▸ DO THIS
Identify every line that contains the string "label", matching case exactly, and copy those lines.

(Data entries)
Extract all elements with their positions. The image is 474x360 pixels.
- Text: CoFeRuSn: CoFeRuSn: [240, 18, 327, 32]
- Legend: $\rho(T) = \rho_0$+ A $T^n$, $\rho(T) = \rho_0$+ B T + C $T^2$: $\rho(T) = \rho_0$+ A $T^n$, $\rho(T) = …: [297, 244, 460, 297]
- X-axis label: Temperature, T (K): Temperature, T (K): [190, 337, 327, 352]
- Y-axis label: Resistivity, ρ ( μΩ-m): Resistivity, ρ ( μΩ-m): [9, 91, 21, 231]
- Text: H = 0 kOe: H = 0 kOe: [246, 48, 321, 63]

▸ OUTPUT BELOW
- X-axis label: Temperature, T (K): Temperature, T (K): [190, 337, 327, 352]
- Y-axis label: Resistivity, ρ ( μΩ-m): Resistivity, ρ ( μΩ-m): [9, 91, 21, 231]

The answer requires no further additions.